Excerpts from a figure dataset
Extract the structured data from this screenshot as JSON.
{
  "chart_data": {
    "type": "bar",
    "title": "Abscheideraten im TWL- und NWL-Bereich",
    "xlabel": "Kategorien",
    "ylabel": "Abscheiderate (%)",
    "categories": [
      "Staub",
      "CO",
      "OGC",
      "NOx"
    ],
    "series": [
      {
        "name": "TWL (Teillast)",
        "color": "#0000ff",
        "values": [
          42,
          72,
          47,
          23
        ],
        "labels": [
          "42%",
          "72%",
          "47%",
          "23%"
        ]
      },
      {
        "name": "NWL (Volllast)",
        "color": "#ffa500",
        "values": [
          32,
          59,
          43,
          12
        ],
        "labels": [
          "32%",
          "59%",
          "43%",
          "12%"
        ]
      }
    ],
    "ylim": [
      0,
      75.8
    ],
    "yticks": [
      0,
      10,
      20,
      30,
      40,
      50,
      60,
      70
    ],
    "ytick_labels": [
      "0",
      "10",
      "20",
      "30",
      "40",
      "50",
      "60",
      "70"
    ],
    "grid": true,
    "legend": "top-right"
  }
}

▶ [Problem requirements]:
Return each line of the data that contains the string "name".

▶ [Task solution]:
        "name": "TWL (Teillast)",
        "name": "NWL (Volllast)",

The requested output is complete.